■ Stated goal ■
Reproduce every entry that follows word for word, but omit the images.

■ Listed records ■
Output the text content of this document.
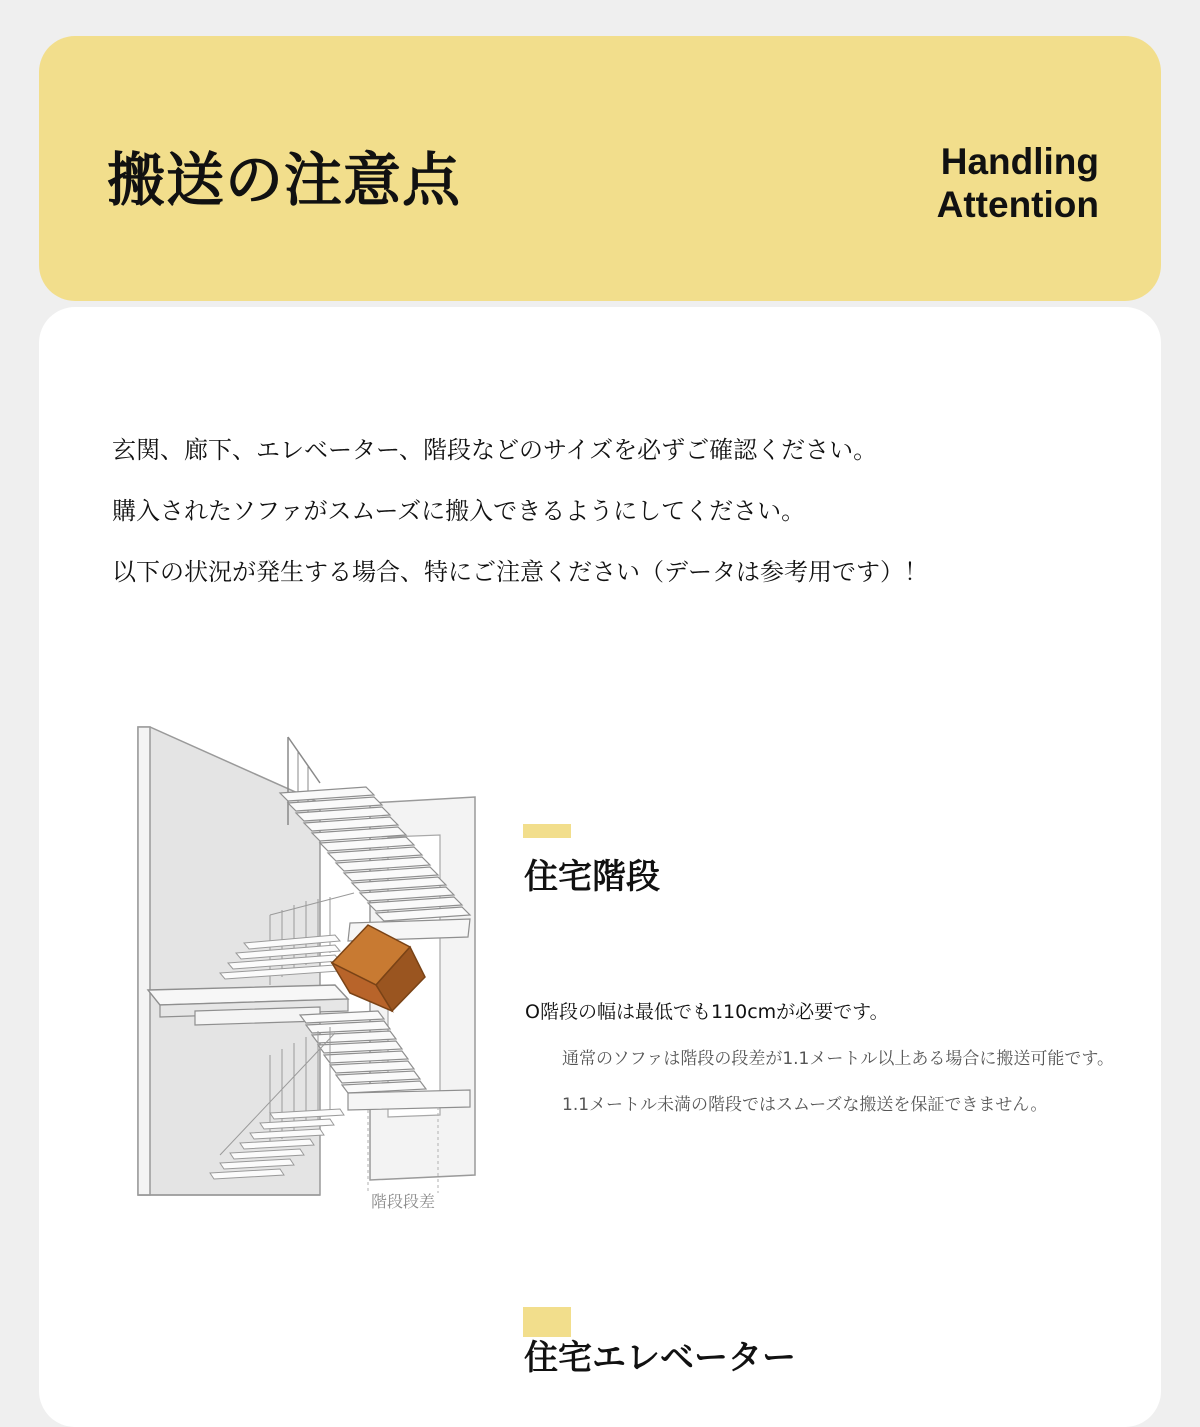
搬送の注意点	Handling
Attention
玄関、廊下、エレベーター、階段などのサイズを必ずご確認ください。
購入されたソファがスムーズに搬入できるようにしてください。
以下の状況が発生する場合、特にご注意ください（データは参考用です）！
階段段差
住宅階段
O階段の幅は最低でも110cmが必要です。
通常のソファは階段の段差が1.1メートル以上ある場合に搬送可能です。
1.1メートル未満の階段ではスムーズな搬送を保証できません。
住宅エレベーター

■ Result of the exercise ■
Output the text content of this document.
搬送の注意点	Handling
Attention
玄関、廊下、エレベーター、階段などのサイズを必ずご確認ください。
購入されたソファがスムーズに搬入できるようにしてください。
以下の状況が発生する場合、特にご注意ください（データは参考用です）！
階段段差
住宅階段
O階段の幅は最低でも110cmが必要です。
通常のソファは階段の段差が1.1メートル以上ある場合に搬送可能です。
1.1メートル未満の階段ではスムーズな搬送を保証できません。
住宅エレベーター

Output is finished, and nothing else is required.